> **Extract to read**:
- Opening Delimiter -

"One of the main concerns is a diver coming to port and bringing explosives and other dangerous devices," Alexander Sutin, a research professor at the Stevens Institute of Technology, told AOL News in an interview. "Now we know how to detect the diver, but then how can you stop him?"
"The diver acts as an active self-disclosing acoustic beacon," according to Sutin's new paper, which lays out the concept.
Concerns about terrorist groups using swimmers or divers to attack ships or ports has been on the rise in recent years. In 2004, for example, Hamas fighters dressed in wetsuits attacked a beachfront settlement in Gaza.
The U.S. Navy, in response, has looked at ways to spot and deter swimmers and divers, using everything from trained dolphins that can spot and help capture threatening divers to airguns. Another option is acoustic devices, or "sound weapons," which work by sending out unbearable levels of sound.
Sutin's approach is unique because it's based specifically on using the diver's breath as the source and focus for the sound. The acoustic noise radiated by a diver is used to focus the acoustic energy back to the diver, without affecting the surrounding environment.
Sutin said his and his colleagues' work on time-reversal acoustics grew out of related work sponsored by the Navy and the National Institutes of Health. So far, however, he has not received any funding to work specifically on the nonlethal weapon idea.

- Closing Delimiter -

(Items listed in a dataset)
- Opening Delimiter -

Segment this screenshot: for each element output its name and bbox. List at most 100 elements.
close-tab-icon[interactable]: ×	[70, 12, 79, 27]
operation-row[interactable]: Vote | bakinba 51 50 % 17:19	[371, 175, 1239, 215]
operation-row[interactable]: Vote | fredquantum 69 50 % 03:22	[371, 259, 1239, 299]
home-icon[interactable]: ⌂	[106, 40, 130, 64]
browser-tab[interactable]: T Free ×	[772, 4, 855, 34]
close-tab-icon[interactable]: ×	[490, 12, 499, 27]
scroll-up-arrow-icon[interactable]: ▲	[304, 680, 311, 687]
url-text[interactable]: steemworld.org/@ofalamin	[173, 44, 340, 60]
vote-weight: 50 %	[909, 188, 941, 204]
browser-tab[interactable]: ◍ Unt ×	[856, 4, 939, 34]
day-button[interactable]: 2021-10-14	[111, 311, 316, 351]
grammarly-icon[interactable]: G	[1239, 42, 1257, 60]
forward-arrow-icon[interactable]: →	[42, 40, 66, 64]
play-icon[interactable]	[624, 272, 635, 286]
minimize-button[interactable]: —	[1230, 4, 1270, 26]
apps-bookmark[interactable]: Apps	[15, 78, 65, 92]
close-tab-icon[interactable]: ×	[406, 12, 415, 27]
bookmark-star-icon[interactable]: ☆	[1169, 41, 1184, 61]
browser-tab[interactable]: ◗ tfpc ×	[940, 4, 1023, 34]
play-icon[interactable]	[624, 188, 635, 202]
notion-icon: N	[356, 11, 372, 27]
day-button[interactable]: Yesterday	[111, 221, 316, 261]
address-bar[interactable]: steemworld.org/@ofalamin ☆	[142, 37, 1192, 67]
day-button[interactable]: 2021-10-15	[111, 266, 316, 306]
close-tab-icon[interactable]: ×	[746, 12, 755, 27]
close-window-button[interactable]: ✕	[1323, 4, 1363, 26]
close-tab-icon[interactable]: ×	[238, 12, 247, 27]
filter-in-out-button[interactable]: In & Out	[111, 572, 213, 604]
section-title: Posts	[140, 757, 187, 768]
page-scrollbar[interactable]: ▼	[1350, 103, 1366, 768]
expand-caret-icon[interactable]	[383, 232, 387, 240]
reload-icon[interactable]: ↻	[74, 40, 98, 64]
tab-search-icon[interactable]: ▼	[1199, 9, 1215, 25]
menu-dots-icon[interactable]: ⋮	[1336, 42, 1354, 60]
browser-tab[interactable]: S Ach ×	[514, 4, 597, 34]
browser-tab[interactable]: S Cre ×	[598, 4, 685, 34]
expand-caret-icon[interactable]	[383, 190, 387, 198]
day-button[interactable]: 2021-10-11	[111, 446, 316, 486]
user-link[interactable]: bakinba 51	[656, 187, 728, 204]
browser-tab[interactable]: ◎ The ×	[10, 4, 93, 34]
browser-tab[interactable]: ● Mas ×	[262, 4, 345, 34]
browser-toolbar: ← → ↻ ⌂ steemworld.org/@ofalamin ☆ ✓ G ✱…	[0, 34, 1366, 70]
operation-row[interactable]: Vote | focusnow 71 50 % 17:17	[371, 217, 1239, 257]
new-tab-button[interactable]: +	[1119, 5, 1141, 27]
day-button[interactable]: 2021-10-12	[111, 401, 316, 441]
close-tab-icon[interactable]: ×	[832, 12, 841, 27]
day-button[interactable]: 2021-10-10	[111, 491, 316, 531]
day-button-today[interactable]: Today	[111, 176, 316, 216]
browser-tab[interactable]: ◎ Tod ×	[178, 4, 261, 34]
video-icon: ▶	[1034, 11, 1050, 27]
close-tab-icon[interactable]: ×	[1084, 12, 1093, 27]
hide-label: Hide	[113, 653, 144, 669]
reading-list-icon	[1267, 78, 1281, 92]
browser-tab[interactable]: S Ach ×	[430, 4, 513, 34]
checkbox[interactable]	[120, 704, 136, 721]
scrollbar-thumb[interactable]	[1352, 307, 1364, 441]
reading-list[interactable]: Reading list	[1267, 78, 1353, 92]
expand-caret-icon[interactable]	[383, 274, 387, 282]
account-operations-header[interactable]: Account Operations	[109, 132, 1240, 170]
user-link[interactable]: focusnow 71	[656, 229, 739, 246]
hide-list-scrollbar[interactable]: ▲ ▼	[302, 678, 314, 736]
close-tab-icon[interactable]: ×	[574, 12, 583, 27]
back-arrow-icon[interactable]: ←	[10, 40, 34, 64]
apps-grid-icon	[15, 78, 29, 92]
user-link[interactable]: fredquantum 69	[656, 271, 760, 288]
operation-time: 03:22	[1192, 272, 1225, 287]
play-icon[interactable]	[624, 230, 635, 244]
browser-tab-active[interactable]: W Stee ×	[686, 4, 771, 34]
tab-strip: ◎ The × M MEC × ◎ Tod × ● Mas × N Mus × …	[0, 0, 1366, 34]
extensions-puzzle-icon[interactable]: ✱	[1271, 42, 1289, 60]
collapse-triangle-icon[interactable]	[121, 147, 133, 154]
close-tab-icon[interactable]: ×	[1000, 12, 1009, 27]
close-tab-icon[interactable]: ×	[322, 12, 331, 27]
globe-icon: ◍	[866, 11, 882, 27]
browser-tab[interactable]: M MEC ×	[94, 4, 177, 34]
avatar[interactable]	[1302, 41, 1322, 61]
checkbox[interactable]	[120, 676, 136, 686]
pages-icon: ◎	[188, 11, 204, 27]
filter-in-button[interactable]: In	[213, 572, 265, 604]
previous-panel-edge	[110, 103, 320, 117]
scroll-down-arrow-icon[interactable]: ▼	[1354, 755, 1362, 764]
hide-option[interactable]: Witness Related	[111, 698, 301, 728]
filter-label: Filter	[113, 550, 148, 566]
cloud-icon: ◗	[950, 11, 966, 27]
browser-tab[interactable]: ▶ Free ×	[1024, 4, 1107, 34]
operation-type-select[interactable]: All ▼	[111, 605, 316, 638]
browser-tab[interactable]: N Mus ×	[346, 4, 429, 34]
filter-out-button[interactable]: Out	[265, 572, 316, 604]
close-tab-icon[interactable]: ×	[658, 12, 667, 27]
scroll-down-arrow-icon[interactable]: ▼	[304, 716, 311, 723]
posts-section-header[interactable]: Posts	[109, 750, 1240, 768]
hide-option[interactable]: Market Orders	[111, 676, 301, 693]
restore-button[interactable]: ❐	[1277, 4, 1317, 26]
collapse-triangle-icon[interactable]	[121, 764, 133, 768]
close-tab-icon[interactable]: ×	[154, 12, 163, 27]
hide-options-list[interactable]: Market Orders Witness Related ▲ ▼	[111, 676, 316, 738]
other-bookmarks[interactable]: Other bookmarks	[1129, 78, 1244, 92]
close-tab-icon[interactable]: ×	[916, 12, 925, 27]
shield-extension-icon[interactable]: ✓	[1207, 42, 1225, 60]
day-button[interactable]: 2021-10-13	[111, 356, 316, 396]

- Closing Delimiter -

> **Set of tasks**:
**a)** Briefly rewrite the paragraph of the article about detecting divers that begins "The U.S. Navy, in response," keeping its main facts.
**b)** Name every option the article about detecting divers says the U.S. Navy has looked at for spotting and deterring swimmers and divers.
**c)** From the article about detecting divers, output the passage starting at "Sutin's approach is" and ending at "nonlethal weapon idea.".
The rows aren't needed here.

> **Solutions to the tasks**:
**a)** In response, the U.S. Navy has explored ways to detect and deter swimmers and divers, including trained dolphins that spot threatening divers and help capture them, airguns, and acoustic "sound weapons" that emit unbearable levels of sound.

**b)**
- Trained dolphins that can spot threatening divers and help capture them
- Airguns
- Acoustic devices, or "sound weapons"

**c)**
Sutin's approach is unique because it's based specifically on using the diver's breath as the source and focus for the sound. The acoustic noise radiated by a diver is used to focus the acoustic energy back to the diver, without affecting the surrounding environment.
Sutin said his and his colleagues' work on time-reversal acoustics grew out of related work sponsored by the Navy and the National Institutes of Health. So far, however, he has not received any funding to work specifically on the nonlethal weapon idea.